> Job
Which lines hold the word "Giovanni"? Show each of them.

--- START OF Dataset entries ---

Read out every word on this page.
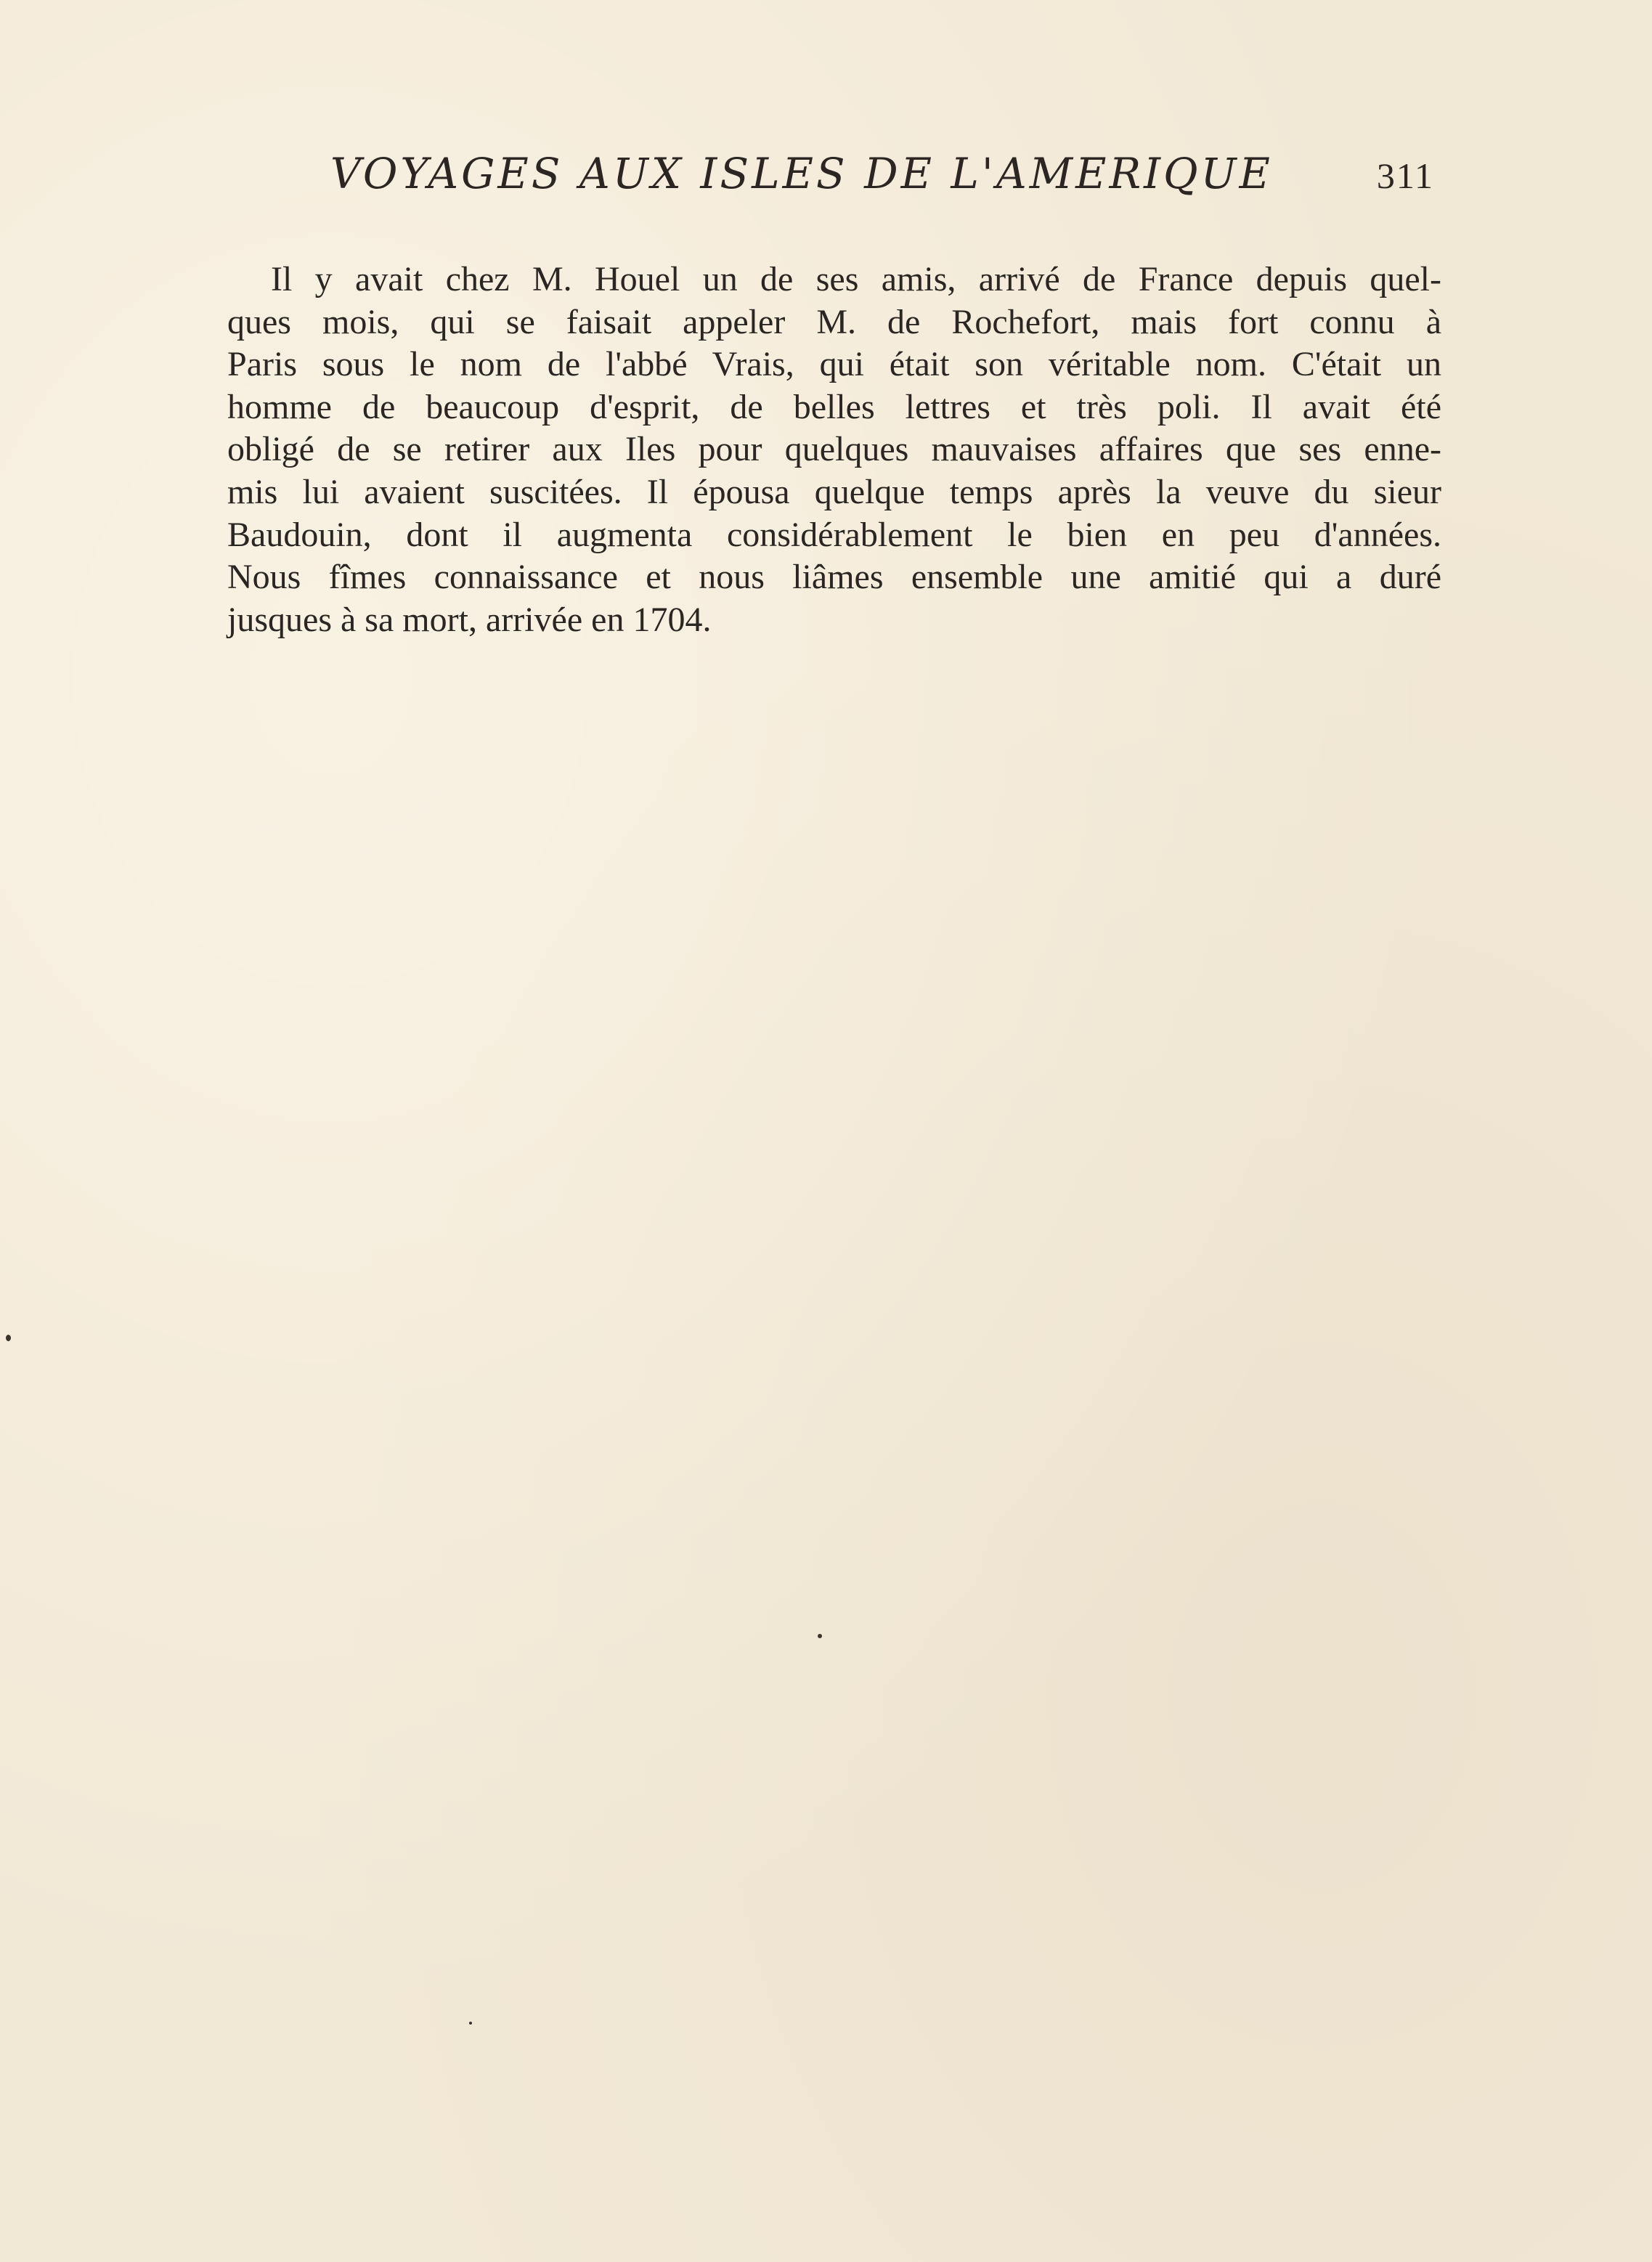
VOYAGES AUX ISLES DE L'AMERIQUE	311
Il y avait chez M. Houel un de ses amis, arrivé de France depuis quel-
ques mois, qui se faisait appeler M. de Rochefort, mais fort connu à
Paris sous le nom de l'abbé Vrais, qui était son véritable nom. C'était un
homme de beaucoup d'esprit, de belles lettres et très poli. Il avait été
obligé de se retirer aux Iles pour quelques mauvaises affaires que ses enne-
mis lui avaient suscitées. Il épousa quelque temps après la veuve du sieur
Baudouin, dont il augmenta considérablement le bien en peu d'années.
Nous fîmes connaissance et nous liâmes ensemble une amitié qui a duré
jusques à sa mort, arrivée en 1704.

--- END OF Dataset entries ---
--- START OF Dataset entries ---

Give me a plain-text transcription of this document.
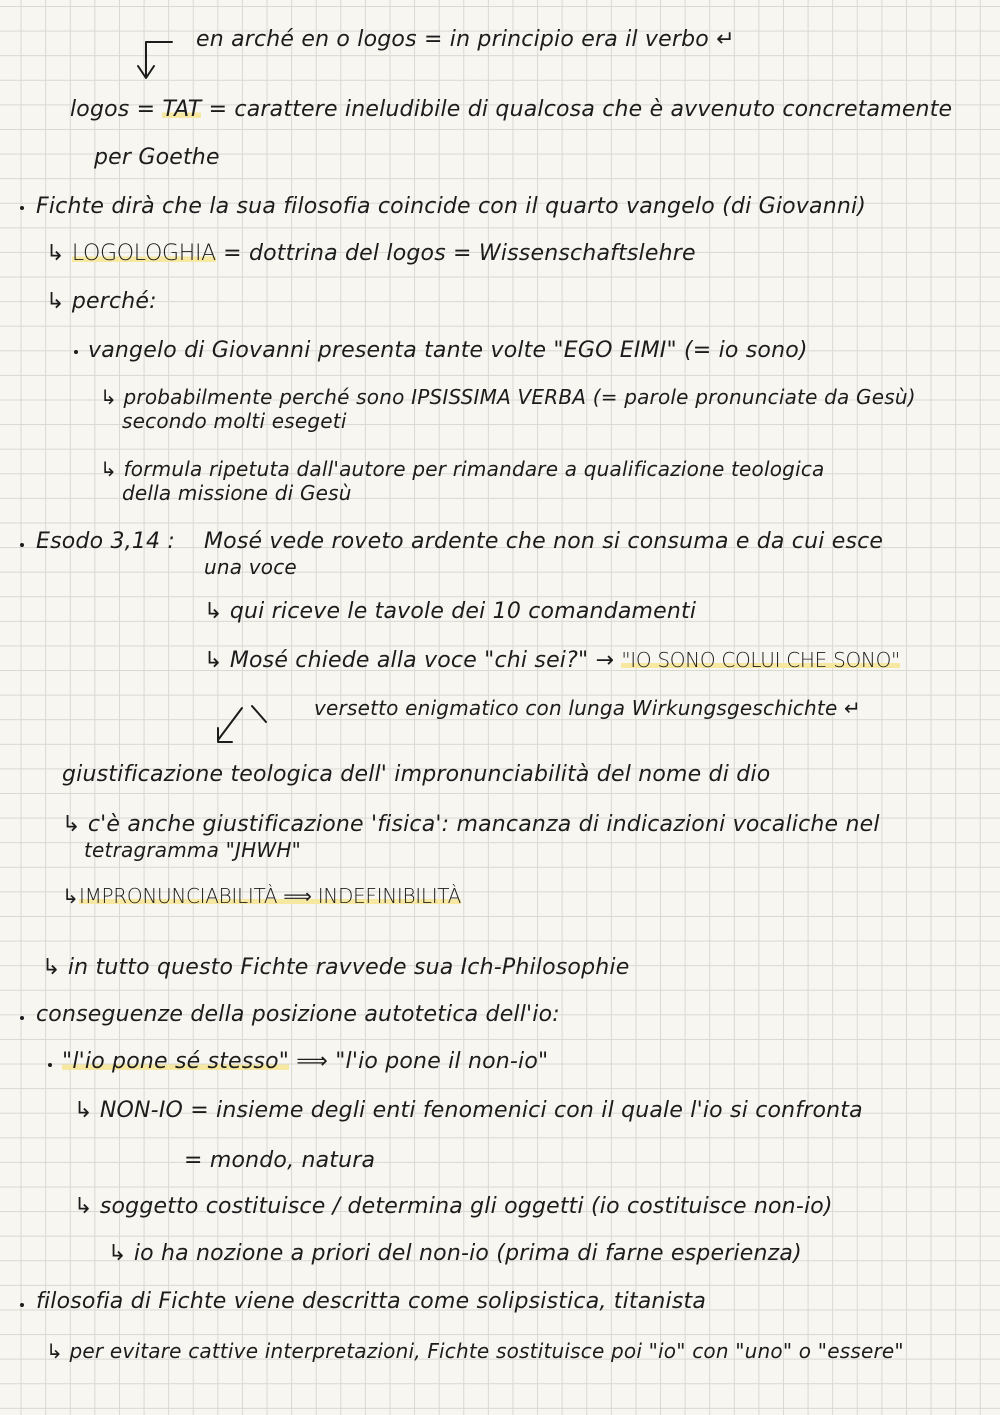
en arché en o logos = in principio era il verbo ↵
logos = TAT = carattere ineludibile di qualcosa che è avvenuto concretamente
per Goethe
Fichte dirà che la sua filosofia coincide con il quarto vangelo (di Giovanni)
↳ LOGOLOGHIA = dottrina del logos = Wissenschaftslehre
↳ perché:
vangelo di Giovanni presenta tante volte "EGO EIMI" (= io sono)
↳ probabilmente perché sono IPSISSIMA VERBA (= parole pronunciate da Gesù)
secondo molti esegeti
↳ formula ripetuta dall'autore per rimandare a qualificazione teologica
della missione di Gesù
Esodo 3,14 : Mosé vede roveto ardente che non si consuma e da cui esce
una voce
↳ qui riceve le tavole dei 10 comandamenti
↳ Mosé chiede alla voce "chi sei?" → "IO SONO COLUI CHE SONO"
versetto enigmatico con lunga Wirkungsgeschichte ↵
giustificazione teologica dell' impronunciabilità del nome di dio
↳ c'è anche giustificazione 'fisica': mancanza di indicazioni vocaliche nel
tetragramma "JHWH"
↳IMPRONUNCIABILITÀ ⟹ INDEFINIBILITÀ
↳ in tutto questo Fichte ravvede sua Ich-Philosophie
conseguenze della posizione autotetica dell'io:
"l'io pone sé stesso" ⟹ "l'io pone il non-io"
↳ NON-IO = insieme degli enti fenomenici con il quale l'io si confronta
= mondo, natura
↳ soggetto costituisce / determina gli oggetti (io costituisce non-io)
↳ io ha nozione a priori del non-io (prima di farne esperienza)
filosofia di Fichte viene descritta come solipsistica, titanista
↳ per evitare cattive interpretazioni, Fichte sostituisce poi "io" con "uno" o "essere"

--- END OF Dataset entries ---
--- START OF Dataset entries ---

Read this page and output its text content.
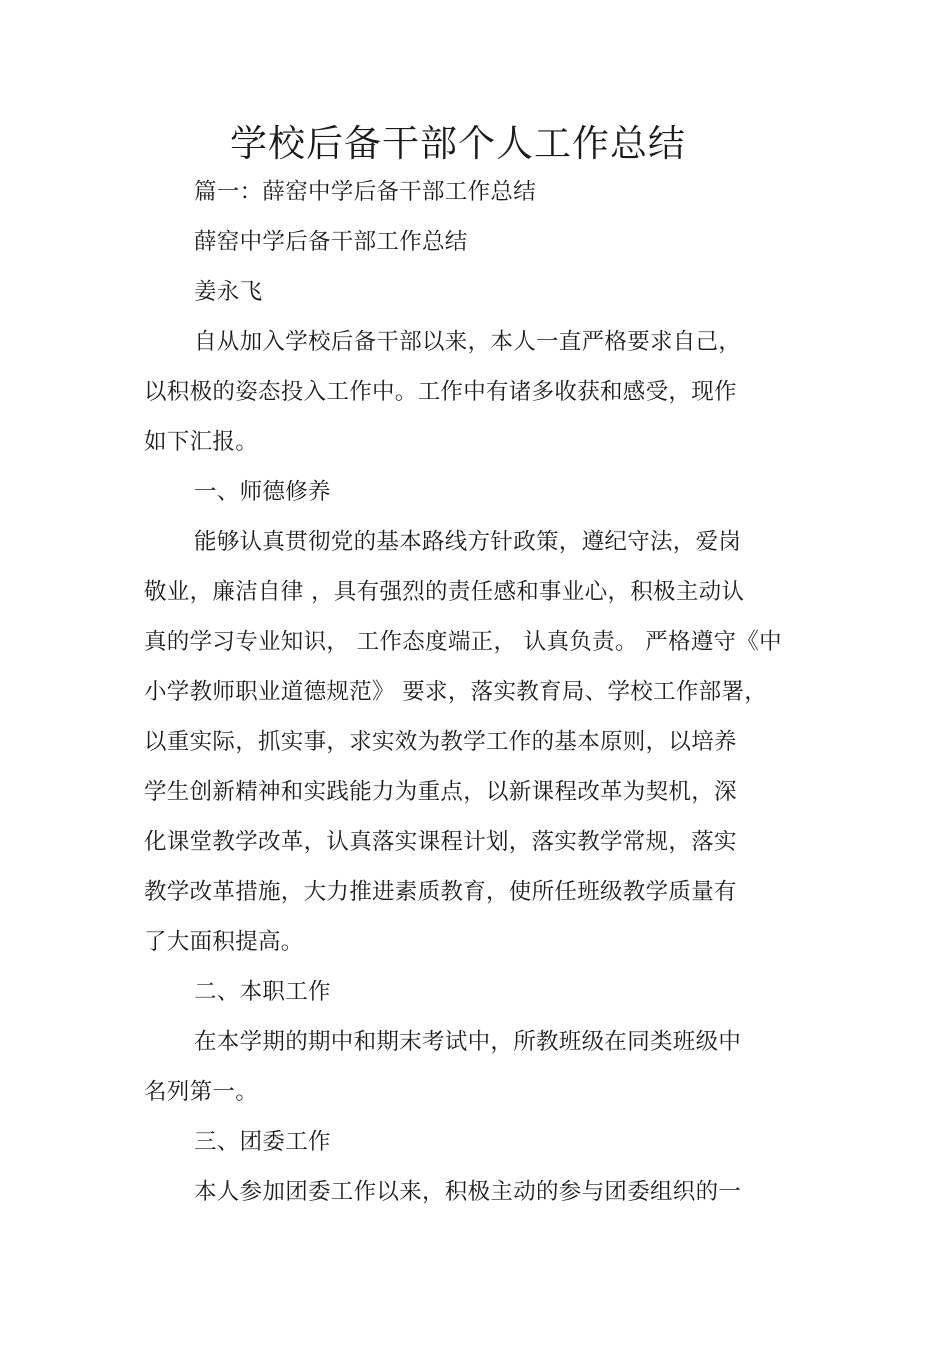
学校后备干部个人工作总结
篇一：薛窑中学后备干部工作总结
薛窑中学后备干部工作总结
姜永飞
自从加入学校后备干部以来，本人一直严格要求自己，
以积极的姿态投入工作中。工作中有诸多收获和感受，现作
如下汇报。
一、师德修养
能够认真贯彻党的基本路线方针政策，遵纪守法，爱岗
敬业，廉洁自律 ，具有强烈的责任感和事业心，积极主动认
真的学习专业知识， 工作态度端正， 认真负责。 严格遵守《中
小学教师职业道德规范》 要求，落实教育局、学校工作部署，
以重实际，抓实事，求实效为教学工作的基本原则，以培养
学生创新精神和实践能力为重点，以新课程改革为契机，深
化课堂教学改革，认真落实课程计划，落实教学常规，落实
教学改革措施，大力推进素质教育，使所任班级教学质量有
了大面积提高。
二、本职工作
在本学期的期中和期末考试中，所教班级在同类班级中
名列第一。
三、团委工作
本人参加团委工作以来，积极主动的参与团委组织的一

--- END OF Dataset entries ---

> Correct response
Fichte dirà che la sua filosofia coincide con il quarto vangelo (di Giovanni)
vangelo di Giovanni presenta tante volte "EGO EIMI" (= io sono)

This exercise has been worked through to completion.